(Requirements): From the listing below, extract every line in which the word "arrow" appears.

start Data

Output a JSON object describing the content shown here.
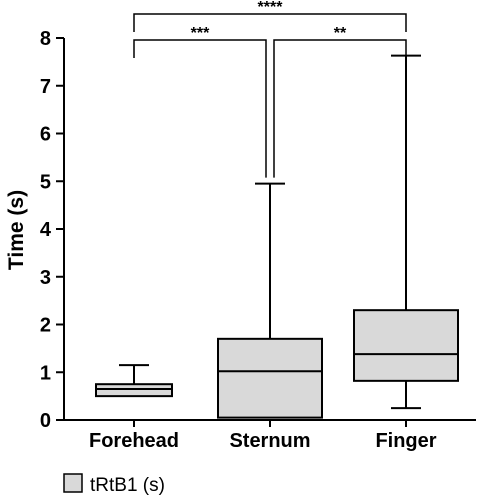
{
  "chart_data": {
    "type": "boxplot",
    "ylabel": "Time (s)",
    "ylim": [
      0,
      8
    ],
    "yticks": [
      0,
      1,
      2,
      3,
      4,
      5,
      6,
      7,
      8
    ],
    "categories": [
      "Forehead",
      "Sternum",
      "Finger"
    ],
    "series": [
      {
        "name": "tRtB1 (s)",
        "color": "#d9d9d9",
        "boxes": [
          {
            "min": 0.5,
            "q1": 0.5,
            "median": 0.65,
            "q3": 0.75,
            "max": 1.15
          },
          {
            "min": 0.05,
            "q1": 0.05,
            "median": 1.02,
            "q3": 1.7,
            "max": 4.95
          },
          {
            "min": 0.25,
            "q1": 0.82,
            "median": 1.38,
            "q3": 2.3,
            "max": 7.63
          }
        ]
      }
    ],
    "significance": [
      {
        "from": "Forehead",
        "to": "Finger",
        "label": "****"
      },
      {
        "from": "Forehead",
        "to": "Sternum",
        "label": "***"
      },
      {
        "from": "Sternum",
        "to": "Finger",
        "label": "**"
      }
    ],
    "legend": {
      "position": "bottom-left",
      "label": "tRtB1 (s)"
    }
  }
}
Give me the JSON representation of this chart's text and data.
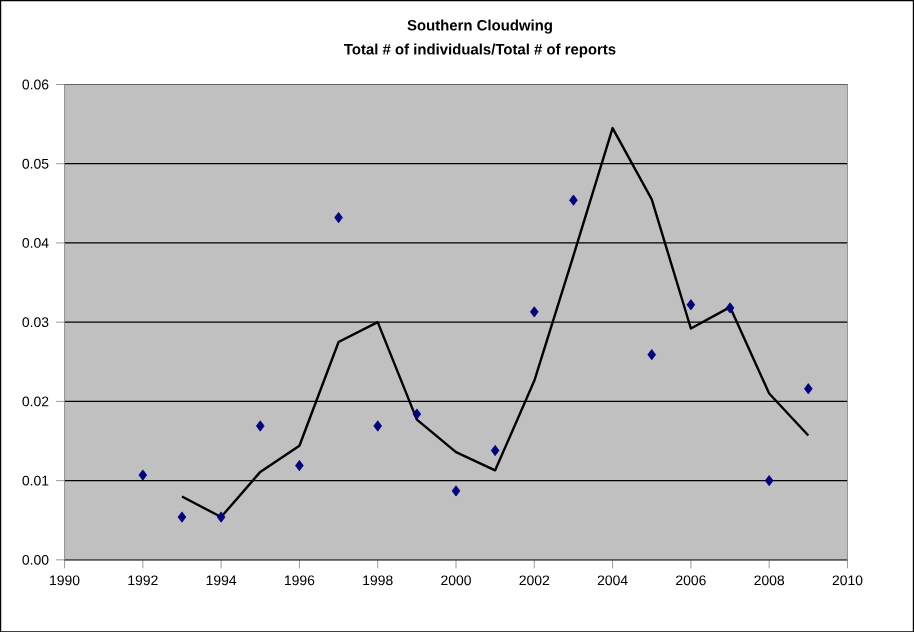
{
  "chart_data": {
    "type": "scatter",
    "title": "Southern Cloudwing",
    "subtitle": "Total # of individuals/Total # of reports",
    "series": [
      {
        "color": "#000080",
        "marker": "diamond",
        "x": [
          1992,
          1993,
          1994,
          1995,
          1996,
          1997,
          1998,
          1999,
          2000,
          2001,
          2002,
          2003,
          2005,
          2006,
          2007,
          2008,
          2009
        ],
        "values": [
          0.0107,
          0.0054,
          0.0054,
          0.0169,
          0.0119,
          0.0432,
          0.0169,
          0.0184,
          0.0087,
          0.0138,
          0.0313,
          0.0454,
          0.0259,
          0.0322,
          0.0318,
          0.01,
          0.0216
        ]
      },
      {
        "type": "line",
        "color": "#000000",
        "marker": "none",
        "x": [
          1993,
          1994,
          1995,
          1996,
          1997,
          1998,
          1999,
          2000,
          2001,
          2002,
          2003,
          2004,
          2005,
          2006,
          2007,
          2008,
          2009
        ],
        "values": [
          0.008,
          0.0054,
          0.0111,
          0.0144,
          0.0275,
          0.03,
          0.0177,
          0.0136,
          0.0113,
          0.0226,
          0.0384,
          0.0545,
          0.0455,
          0.0292,
          0.0319,
          0.021,
          0.0157
        ]
      }
    ],
    "xlim": [
      1990,
      2010
    ],
    "xticks": [
      1990,
      1992,
      1994,
      1996,
      1998,
      2000,
      2002,
      2004,
      2006,
      2008,
      2010
    ],
    "ylim": [
      0,
      0.06
    ],
    "yticks": [
      {
        "value": 0,
        "label": "0.00"
      },
      {
        "value": 0.01,
        "label": "0.01"
      },
      {
        "value": 0.02,
        "label": "0.02"
      },
      {
        "value": 0.03,
        "label": "0.03"
      },
      {
        "value": 0.04,
        "label": "0.04"
      },
      {
        "value": 0.05,
        "label": "0.05"
      },
      {
        "value": 0.06,
        "label": "0.06"
      }
    ],
    "grid": "y"
  }
}
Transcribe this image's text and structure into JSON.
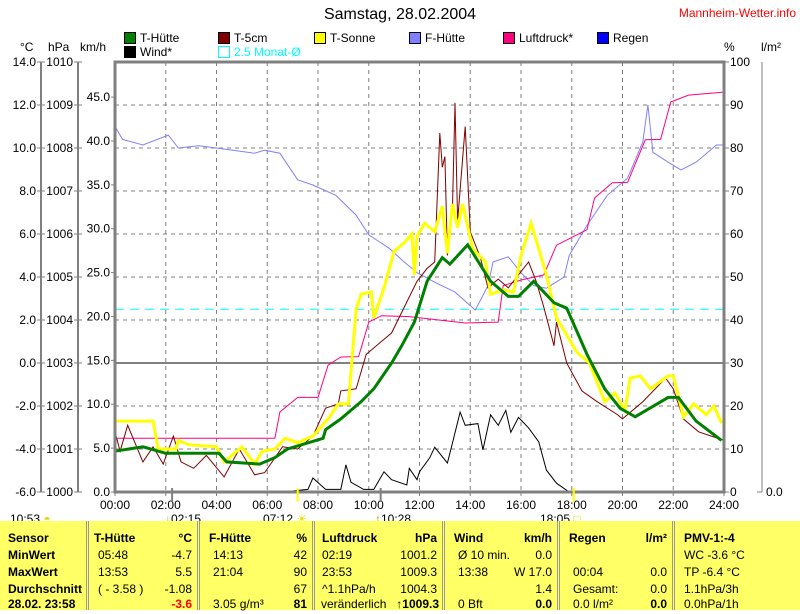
{
  "header": {
    "title": "Samstag, 28.02.2004",
    "brand": "Mannheim-Wetter.info"
  },
  "axis_headers": {
    "celsius": "°C",
    "hpa": "hPa",
    "kmh": "km/h",
    "percent": "%",
    "rain": "l/m²"
  },
  "legend": [
    {
      "label": "T-Hütte",
      "color": "#008000"
    },
    {
      "label": "T-5cm",
      "color": "#800000"
    },
    {
      "label": "T-Sonne",
      "color": "#ffff00"
    },
    {
      "label": "F-Hütte",
      "color": "#8080ff"
    },
    {
      "label": "Luftdruck*",
      "color": "#ff0080"
    },
    {
      "label": "Regen",
      "color": "#0000ff"
    },
    {
      "label": "Wind*",
      "color": "#000000"
    },
    {
      "label": "2.5 Monat-Ø",
      "color": "#00ffff"
    }
  ],
  "markers": [
    {
      "time": "10:53",
      "icon": "moon-icon"
    },
    {
      "time": "02:15",
      "icon": "moonset-arrow-icon"
    },
    {
      "time": "07:12",
      "icon": "sunrise-icon"
    },
    {
      "time": "10:28",
      "icon": "moonrise-arrow-icon"
    },
    {
      "time": "18:05",
      "icon": "sunset-icon"
    }
  ],
  "chart_data": {
    "type": "line",
    "title": "Samstag, 28.02.2004",
    "x_ticks": [
      "00:00",
      "02:00",
      "04:00",
      "06:00",
      "08:00",
      "10:00",
      "12:00",
      "14:00",
      "16:00",
      "18:00",
      "20:00",
      "22:00",
      "24:00"
    ],
    "xlim": [
      0,
      24
    ],
    "celsius_ticks": [
      "14.0",
      "12.0",
      "10.0",
      "8.0",
      "6.0",
      "4.0",
      "2.0",
      "0.0",
      "-2.0",
      "-4.0",
      "-6.0"
    ],
    "hpa_ticks": [
      "1010",
      "1009",
      "1008",
      "1007",
      "1006",
      "1005",
      "1004",
      "1003",
      "1002",
      "1001",
      "1000"
    ],
    "kmh_ticks": [
      "45.0",
      "40.0",
      "35.0",
      "30.0",
      "25.0",
      "20.0",
      "15.0",
      "10.0",
      "5.0",
      "0.0"
    ],
    "percent_ticks": [
      "100",
      "90",
      "80",
      "70",
      "60",
      "50",
      "40",
      "30",
      "20",
      "10",
      "0"
    ],
    "rain_ticks": [
      "0.0"
    ],
    "ylim_celsius": [
      -6,
      14
    ],
    "ylim_hpa": [
      1000,
      1010
    ],
    "ylim_percent": [
      0,
      100
    ],
    "ylim_kmh": [
      0,
      49
    ],
    "monthly_avg_celsius": 2.5,
    "series": [
      {
        "name": "F-Hütte",
        "axis": "percent",
        "color": "#8080ff",
        "width": 1,
        "x": [
          0,
          0.3,
          1.1,
          2.1,
          2.5,
          3.3,
          4.0,
          5.5,
          5.9,
          6.5,
          7.2,
          7.8,
          8.7,
          9.5,
          10.0,
          10.8,
          11.3,
          11.9,
          12.6,
          13.4,
          14.2,
          14.7,
          14.9,
          15.5,
          16.0,
          16.5,
          17.0,
          17.7,
          17.9,
          18.6,
          19.4,
          20.2,
          20.8,
          21.0,
          21.2,
          21.8,
          22.3,
          22.9,
          23.7,
          24
        ],
        "y": [
          85,
          82,
          80.7,
          83,
          80,
          80.5,
          80,
          78.8,
          79.5,
          78.8,
          72.6,
          71.4,
          69,
          64.4,
          59.8,
          56.7,
          54,
          51,
          48.8,
          46.5,
          42.3,
          48,
          53.5,
          54.7,
          51,
          48,
          47.4,
          50,
          55,
          62,
          69,
          73,
          81.4,
          90,
          79,
          76.7,
          74.9,
          76.7,
          80.7,
          80.7
        ]
      },
      {
        "name": "Luftdruck*",
        "axis": "hpa",
        "color": "#ff0080",
        "width": 1,
        "x": [
          0,
          6.3,
          6.5,
          7.2,
          8.0,
          8.4,
          8.9,
          9.6,
          10.0,
          10.5,
          11.6,
          13.8,
          15.1,
          15.3,
          16.0,
          16.9,
          17.4,
          18.6,
          18.9,
          19.6,
          20.2,
          20.9,
          21.5,
          21.9,
          22.6,
          24
        ],
        "y": [
          1001.25,
          1001.25,
          1001.86,
          1002.2,
          1002.2,
          1002.95,
          1003.14,
          1003.15,
          1003.95,
          1004.1,
          1004.08,
          1003.93,
          1003.95,
          1004.8,
          1004.93,
          1005.05,
          1005.74,
          1006.1,
          1006.84,
          1007.19,
          1007.2,
          1008.19,
          1008.2,
          1009.07,
          1009.23,
          1009.3
        ]
      },
      {
        "name": "Wind*",
        "axis": "kmh",
        "color": "#000000",
        "width": 1,
        "x": [
          0,
          6.6,
          7.6,
          7.8,
          8.3,
          8.9,
          9.1,
          9.3,
          9.8,
          10.2,
          10.6,
          10.9,
          11.5,
          11.6,
          11.9,
          12.0,
          12.4,
          12.6,
          13.1,
          13.3,
          13.6,
          13.8,
          14.3,
          14.5,
          14.8,
          15.1,
          15.4,
          15.6,
          15.9,
          16.3,
          16.7,
          17.0,
          17.4,
          17.9,
          24
        ],
        "y": [
          0,
          0,
          0.3,
          1.6,
          0.3,
          0.3,
          3.1,
          1.1,
          0.3,
          0.3,
          2.3,
          1.4,
          0.8,
          2.7,
          1.4,
          2.3,
          3.9,
          5.1,
          3.3,
          5.6,
          9.1,
          7.6,
          7.8,
          4.8,
          8.8,
          7.6,
          9.3,
          6.8,
          8.5,
          7.3,
          5.7,
          2.5,
          1.0,
          0,
          0
        ]
      },
      {
        "name": "T-5cm",
        "axis": "celsius",
        "color": "#800000",
        "width": 1,
        "x": [
          0,
          0.2,
          0.5,
          1.1,
          1.5,
          1.9,
          2.3,
          2.6,
          3.1,
          3.6,
          4.3,
          4.9,
          5.5,
          5.9,
          6.6,
          7.2,
          7.8,
          8.3,
          8.8,
          8.9,
          9.5,
          9.9,
          10.9,
          11.9,
          12.3,
          12.6,
          12.8,
          12.9,
          13.0,
          13.1,
          13.3,
          13.4,
          13.5,
          13.8,
          14.0,
          14.4,
          14.7,
          15.1,
          15.5,
          16.3,
          16.6,
          16.9,
          17.3,
          17.4,
          17.8,
          18.4,
          19.0,
          19.8,
          20.0,
          20.8,
          21.7,
          22.0,
          22.4,
          23.0,
          24
        ],
        "y": [
          -3.2,
          -4.1,
          -2.9,
          -4.6,
          -3.9,
          -4.7,
          -3.4,
          -4.6,
          -4.9,
          -4.3,
          -5.3,
          -4.0,
          -5.2,
          -5.1,
          -3.9,
          -4.0,
          -3.4,
          -2.1,
          -1.9,
          -1.3,
          -1.2,
          0.4,
          1.4,
          3.8,
          4.4,
          4.7,
          10.7,
          9.1,
          9.6,
          5.0,
          7.3,
          12.1,
          6.6,
          11.0,
          6.1,
          4.9,
          3.5,
          3.9,
          3.5,
          4.7,
          3.8,
          2.6,
          0.8,
          1.9,
          0,
          -1.3,
          -1.8,
          -2.4,
          -2.6,
          -1.8,
          -0.7,
          -1.2,
          -2.6,
          -3.2,
          -3.6
        ]
      },
      {
        "name": "T-Sonne",
        "axis": "celsius",
        "color": "#ffff00",
        "width": 3,
        "x": [
          0,
          1.5,
          1.7,
          2.4,
          2.5,
          2.9,
          4.0,
          4.3,
          5.0,
          5.5,
          5.8,
          6.3,
          6.7,
          7.2,
          7.8,
          8.4,
          8.8,
          9.2,
          9.5,
          9.7,
          10.1,
          10.2,
          10.6,
          11.0,
          11.4,
          11.7,
          11.8,
          11.9,
          12.2,
          12.6,
          12.9,
          13.1,
          13.3,
          13.5,
          13.7,
          14.1,
          14.6,
          14.8,
          15.3,
          15.7,
          16.0,
          16.4,
          16.7,
          17.0,
          17.4,
          17.8,
          18.2,
          18.7,
          19.3,
          19.7,
          20.1,
          20.3,
          20.7,
          21.1,
          21.8,
          22.0,
          22.4,
          22.8,
          23.3,
          23.6,
          23.9
        ],
        "y": [
          -2.7,
          -2.7,
          -4.0,
          -4.0,
          -3.6,
          -3.8,
          -3.9,
          -4.6,
          -3.9,
          -4.7,
          -4.1,
          -4.0,
          -3.5,
          -3.7,
          -3.4,
          -2.6,
          -1.9,
          -1.9,
          2.5,
          3.2,
          3.3,
          2.1,
          3.5,
          5.2,
          5.6,
          6.0,
          4.1,
          5.9,
          6.5,
          6.1,
          7.3,
          5.1,
          7.4,
          6.3,
          7.4,
          5.3,
          4.7,
          3.2,
          3.4,
          3.3,
          5.0,
          6.5,
          5.3,
          4.1,
          2.1,
          1.3,
          0.5,
          0,
          -1.8,
          -1.4,
          -2.2,
          -0.7,
          -0.6,
          -1.2,
          -0.6,
          -0.6,
          -2.5,
          -1.9,
          -2.4,
          -2.0,
          -2.8
        ]
      },
      {
        "name": "T-Hütte",
        "axis": "celsius",
        "color": "#008000",
        "width": 3,
        "x": [
          0,
          1.1,
          2.0,
          4.1,
          4.4,
          5.7,
          6.3,
          6.8,
          8.2,
          8.3,
          8.9,
          9.7,
          10.2,
          10.9,
          11.3,
          11.8,
          12.3,
          12.9,
          13.2,
          13.9,
          14.8,
          15.5,
          15.9,
          16.5,
          17.3,
          17.8,
          18.6,
          19.3,
          19.9,
          20.5,
          21.8,
          22.2,
          22.9,
          23.9
        ],
        "y": [
          -4.1,
          -3.9,
          -4.2,
          -4.2,
          -4.6,
          -4.7,
          -4.4,
          -4.0,
          -3.5,
          -3.1,
          -2.6,
          -1.8,
          -1.2,
          0,
          0.8,
          1.9,
          3.8,
          4.9,
          4.6,
          5.5,
          3.8,
          3.1,
          3.1,
          3.8,
          2.8,
          2.55,
          0.4,
          -1.2,
          -2.1,
          -2.5,
          -1.6,
          -1.6,
          -2.7,
          -3.6
        ]
      }
    ]
  },
  "table": {
    "sensor": {
      "header": "Sensor",
      "rows": [
        "MinWert",
        "MaxWert",
        "Durchschnitt",
        "28.02. 23:58"
      ]
    },
    "t_huette": {
      "header": "T-Hütte",
      "unit": "°C",
      "left": [
        "05:48",
        "13:53",
        "( - 3.58 )",
        ""
      ],
      "right": [
        "-4.7",
        "5.5",
        "-1.08",
        "-3.6"
      ]
    },
    "f_huette": {
      "header": "F-Hütte",
      "unit": "%",
      "left": [
        "14:13",
        "21:04",
        "",
        "3.05 g/m³"
      ],
      "right": [
        "42",
        "90",
        "67",
        "81"
      ]
    },
    "luftdruck": {
      "header": "Luftdruck",
      "unit": "hPa",
      "left": [
        "02:19",
        "23:53",
        "^1.1hPa/h",
        "veränderlich"
      ],
      "right": [
        "1001.2",
        "1009.3",
        "1004.3",
        "1009.3"
      ]
    },
    "wind": {
      "header": "Wind",
      "unit": "km/h",
      "left": [
        "Ø 10 min.",
        "13:38",
        "",
        "0 Bft"
      ],
      "right": [
        "0.0",
        "W 17.0",
        "1.4",
        "0.0"
      ]
    },
    "regen": {
      "header": "Regen",
      "unit": "l/m²",
      "left": [
        "",
        "00:04",
        "Gesamt:",
        "0.0 l/m²"
      ],
      "right": [
        "",
        "0.0",
        "0.0",
        "0.0"
      ]
    },
    "pmv": {
      "header": "PMV-1:-4",
      "rows": [
        "WC -3.6 °C",
        "TP -6.4 °C",
        "1.1hPa/3h",
        "0.0hPa/1h"
      ]
    }
  }
}
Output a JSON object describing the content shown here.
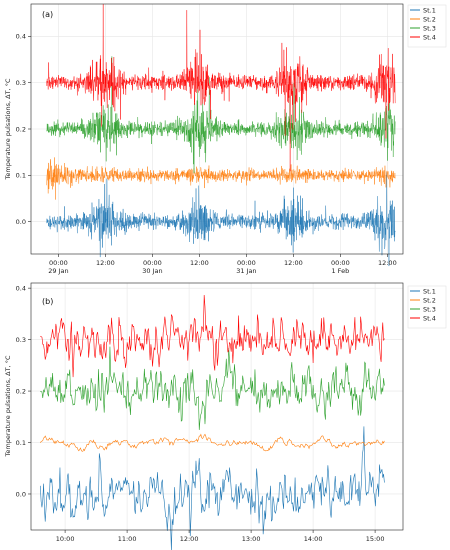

end Data

(Correct output):
      "icon": "moonset-arrow-icon"
      "icon": "moonrise-arrow-icon"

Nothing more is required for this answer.